### Exercise requirements
Which lines in the material below contain the word "باید"? Copy each of them.
-- start Data listing --
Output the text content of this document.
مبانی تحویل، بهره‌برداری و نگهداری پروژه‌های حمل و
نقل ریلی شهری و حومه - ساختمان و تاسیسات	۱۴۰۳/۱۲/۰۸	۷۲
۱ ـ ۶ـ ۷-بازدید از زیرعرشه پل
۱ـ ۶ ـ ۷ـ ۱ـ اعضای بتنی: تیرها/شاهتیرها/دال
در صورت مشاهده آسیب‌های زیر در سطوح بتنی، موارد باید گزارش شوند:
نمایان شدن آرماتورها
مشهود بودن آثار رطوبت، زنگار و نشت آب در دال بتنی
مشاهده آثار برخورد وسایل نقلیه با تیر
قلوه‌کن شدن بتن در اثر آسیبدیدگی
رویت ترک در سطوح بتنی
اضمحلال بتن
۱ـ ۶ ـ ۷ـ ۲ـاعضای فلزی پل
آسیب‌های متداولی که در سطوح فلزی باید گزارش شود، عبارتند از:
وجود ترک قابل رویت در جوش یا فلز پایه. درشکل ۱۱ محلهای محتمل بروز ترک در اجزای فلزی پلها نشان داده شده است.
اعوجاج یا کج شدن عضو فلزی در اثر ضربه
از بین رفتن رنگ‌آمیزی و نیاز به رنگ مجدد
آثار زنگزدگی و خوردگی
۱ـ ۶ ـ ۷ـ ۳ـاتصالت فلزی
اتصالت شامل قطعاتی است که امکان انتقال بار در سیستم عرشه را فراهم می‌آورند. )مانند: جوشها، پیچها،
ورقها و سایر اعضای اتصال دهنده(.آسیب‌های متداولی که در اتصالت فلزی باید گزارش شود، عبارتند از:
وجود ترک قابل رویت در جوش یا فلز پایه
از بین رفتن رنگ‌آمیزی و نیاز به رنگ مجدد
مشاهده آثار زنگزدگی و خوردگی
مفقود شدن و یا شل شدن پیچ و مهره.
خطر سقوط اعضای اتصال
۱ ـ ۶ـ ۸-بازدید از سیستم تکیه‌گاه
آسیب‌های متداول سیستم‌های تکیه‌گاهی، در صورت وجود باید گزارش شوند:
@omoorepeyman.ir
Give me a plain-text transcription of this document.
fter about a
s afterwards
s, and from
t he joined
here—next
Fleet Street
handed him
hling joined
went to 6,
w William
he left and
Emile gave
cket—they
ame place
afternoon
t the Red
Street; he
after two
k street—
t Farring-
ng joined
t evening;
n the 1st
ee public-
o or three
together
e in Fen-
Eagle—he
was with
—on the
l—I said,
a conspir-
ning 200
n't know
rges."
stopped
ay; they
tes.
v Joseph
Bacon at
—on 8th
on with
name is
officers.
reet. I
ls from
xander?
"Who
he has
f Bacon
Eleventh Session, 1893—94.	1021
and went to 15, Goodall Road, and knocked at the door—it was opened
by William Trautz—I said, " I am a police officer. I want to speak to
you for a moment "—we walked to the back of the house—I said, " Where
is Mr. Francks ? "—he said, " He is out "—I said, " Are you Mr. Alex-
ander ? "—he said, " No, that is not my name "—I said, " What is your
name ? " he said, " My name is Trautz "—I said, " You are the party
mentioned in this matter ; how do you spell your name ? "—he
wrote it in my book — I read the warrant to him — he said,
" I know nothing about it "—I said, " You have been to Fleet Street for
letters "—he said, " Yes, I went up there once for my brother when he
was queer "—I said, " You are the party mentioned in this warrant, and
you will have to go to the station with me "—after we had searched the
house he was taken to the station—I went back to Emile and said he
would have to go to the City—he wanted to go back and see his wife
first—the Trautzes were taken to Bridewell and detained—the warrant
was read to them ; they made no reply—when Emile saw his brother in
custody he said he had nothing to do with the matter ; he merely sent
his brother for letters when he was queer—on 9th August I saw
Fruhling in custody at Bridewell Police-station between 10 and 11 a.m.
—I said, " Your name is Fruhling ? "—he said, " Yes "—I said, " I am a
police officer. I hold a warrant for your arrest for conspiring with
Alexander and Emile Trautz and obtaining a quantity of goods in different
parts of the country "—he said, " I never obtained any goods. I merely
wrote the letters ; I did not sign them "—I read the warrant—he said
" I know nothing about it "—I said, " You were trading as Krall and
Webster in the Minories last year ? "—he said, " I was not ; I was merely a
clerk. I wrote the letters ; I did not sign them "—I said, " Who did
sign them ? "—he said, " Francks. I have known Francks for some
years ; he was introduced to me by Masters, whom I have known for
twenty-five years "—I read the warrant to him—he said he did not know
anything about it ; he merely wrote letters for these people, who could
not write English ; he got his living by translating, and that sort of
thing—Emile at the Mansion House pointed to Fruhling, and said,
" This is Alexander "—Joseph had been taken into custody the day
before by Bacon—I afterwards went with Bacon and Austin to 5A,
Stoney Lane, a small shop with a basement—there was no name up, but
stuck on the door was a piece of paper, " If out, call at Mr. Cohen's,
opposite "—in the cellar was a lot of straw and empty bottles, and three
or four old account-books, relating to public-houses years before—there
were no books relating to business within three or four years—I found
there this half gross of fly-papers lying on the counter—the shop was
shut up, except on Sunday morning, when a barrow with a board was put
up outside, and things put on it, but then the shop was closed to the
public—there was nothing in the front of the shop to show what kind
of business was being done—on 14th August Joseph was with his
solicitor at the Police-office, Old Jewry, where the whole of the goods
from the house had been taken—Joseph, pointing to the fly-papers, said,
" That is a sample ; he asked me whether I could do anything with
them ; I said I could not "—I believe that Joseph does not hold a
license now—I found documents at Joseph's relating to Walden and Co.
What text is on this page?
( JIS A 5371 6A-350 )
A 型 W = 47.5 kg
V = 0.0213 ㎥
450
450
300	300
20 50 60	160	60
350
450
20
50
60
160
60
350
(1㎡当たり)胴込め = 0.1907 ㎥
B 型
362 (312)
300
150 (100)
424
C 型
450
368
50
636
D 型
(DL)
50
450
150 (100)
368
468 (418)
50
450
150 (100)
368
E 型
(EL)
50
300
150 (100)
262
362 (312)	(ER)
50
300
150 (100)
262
-- end Data listing --
### Exercise response
در صورت مشاهده آسیب‌های زیر در سطوح بتنی، موارد باید گزارش شوند:
آسیب‌های متداولی که در سطوح فلزی باید گزارش شود، عبارتند از:
ورقها و سایر اعضای اتصال دهنده(.آسیب‌های متداولی که در اتصالت فلزی باید گزارش شود، عبارتند از:
آسیب‌های متداول سیستم‌های تکیه‌گاهی، در صورت وجود باید گزارش شوند:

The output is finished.